**Stated exercise**: Answer with one number: how many lines hold "gestern".

**Excerpted data**:

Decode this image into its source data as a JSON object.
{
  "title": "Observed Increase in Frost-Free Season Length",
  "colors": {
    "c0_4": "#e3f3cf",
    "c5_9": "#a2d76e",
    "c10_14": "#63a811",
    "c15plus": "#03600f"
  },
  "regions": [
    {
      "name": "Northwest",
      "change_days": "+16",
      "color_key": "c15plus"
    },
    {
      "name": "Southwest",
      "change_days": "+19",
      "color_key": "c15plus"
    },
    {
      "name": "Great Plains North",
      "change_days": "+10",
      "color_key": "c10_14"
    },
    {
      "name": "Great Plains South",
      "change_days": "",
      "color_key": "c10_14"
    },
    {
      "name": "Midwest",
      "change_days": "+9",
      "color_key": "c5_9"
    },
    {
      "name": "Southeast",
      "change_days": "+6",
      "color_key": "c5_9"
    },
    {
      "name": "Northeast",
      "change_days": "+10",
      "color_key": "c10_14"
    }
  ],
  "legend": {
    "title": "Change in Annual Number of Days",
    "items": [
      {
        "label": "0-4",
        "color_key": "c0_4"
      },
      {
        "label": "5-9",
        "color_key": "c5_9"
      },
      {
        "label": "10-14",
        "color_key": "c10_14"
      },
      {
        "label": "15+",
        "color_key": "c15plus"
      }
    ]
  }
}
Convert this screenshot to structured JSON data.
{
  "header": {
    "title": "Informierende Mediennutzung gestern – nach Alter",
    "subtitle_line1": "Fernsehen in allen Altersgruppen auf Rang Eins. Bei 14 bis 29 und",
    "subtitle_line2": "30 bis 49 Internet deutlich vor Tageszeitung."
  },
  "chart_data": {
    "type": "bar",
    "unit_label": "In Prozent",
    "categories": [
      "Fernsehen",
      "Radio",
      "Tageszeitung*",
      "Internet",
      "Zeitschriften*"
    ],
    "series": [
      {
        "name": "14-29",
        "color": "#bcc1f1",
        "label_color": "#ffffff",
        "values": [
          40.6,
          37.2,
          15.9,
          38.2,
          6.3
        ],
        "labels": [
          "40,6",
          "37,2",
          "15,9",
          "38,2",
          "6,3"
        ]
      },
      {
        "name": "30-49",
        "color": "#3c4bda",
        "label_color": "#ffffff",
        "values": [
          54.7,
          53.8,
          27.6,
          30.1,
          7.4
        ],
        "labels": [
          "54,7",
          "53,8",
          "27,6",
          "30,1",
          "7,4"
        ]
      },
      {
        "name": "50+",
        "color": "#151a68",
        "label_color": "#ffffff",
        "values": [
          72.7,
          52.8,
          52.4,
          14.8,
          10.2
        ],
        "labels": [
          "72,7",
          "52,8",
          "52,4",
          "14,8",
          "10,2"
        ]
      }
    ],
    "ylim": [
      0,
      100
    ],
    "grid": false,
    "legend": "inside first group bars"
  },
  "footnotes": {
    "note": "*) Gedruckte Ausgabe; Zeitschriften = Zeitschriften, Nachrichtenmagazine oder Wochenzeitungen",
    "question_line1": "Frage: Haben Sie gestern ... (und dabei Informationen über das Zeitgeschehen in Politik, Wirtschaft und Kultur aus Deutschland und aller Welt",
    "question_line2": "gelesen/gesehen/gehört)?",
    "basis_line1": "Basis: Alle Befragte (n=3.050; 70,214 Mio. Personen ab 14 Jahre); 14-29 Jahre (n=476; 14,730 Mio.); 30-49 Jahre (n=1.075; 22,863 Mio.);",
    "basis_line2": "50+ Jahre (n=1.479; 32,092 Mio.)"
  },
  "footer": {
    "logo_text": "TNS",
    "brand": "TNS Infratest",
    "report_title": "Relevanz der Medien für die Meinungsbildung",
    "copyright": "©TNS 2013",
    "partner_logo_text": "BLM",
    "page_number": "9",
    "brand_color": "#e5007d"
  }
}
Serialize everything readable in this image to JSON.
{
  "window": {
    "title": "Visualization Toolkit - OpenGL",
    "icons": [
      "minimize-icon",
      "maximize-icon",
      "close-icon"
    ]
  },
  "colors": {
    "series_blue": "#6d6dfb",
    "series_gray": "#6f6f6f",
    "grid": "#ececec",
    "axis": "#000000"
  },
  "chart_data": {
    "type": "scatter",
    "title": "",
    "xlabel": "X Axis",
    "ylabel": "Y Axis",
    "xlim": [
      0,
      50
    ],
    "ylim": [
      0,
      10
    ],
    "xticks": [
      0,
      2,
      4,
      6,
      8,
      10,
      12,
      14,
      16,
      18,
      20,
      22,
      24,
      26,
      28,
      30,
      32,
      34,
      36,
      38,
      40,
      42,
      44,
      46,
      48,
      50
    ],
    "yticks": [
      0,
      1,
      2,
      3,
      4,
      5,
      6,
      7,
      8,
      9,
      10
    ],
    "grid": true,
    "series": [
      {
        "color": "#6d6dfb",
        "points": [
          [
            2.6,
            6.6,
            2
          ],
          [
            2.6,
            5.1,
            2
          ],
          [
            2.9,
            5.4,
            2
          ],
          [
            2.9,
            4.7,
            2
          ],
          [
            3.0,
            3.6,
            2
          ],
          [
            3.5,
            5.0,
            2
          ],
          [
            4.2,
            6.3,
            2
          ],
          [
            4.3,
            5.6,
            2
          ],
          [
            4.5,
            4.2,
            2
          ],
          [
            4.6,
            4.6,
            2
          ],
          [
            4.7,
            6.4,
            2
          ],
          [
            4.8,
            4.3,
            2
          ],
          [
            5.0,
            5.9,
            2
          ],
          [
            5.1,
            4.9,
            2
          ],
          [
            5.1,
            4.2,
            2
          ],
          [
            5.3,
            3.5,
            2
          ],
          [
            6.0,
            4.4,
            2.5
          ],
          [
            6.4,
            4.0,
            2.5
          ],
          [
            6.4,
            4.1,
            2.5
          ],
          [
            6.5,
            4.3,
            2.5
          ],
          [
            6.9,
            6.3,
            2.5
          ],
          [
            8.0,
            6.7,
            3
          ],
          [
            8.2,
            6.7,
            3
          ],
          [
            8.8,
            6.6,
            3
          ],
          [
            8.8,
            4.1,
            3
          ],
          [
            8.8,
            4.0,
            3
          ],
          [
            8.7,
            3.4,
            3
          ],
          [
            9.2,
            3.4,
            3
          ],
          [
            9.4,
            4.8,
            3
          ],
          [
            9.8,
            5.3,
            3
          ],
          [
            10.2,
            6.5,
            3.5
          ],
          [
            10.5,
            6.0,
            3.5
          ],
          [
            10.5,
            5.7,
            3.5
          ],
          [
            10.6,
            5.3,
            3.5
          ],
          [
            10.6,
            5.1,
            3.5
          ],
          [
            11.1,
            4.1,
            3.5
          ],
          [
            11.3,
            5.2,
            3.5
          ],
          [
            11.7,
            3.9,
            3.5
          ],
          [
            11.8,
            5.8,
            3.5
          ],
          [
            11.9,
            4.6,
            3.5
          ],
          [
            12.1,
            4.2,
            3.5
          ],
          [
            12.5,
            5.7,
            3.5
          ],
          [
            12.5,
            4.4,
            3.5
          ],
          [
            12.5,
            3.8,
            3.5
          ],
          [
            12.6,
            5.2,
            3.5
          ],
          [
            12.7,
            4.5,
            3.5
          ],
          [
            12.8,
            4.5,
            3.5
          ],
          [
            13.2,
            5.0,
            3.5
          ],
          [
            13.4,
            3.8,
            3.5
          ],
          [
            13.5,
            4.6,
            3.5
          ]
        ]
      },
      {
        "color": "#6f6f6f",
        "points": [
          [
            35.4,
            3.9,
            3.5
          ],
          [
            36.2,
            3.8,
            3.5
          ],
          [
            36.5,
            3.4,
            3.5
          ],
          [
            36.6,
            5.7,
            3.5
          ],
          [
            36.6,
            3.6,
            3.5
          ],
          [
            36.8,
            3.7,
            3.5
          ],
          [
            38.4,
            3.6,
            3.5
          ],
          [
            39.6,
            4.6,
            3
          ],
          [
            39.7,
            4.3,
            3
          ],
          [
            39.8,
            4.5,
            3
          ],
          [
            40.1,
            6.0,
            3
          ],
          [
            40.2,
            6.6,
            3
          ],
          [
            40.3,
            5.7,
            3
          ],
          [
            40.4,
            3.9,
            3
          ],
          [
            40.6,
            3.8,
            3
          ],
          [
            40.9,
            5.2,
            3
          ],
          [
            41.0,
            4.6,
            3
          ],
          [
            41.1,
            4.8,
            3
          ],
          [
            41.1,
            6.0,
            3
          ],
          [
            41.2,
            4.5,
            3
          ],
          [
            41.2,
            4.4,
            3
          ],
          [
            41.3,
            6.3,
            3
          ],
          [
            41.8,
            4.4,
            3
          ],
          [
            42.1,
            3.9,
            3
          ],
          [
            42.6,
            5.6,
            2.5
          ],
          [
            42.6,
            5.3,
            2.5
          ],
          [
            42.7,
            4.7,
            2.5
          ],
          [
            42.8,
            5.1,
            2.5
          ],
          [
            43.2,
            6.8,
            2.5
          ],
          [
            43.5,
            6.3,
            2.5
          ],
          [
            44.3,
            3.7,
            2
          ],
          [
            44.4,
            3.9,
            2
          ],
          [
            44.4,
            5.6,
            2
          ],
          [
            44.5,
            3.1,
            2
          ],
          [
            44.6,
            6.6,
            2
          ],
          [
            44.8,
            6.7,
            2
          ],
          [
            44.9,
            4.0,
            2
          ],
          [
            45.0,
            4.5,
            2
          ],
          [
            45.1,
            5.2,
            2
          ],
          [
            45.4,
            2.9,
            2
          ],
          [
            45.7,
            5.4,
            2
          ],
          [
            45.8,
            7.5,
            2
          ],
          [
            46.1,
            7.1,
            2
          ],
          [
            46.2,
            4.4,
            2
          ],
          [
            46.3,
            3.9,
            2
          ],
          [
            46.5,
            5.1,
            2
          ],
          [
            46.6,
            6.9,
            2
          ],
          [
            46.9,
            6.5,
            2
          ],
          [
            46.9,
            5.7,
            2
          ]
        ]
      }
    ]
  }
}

**Correct output**: 2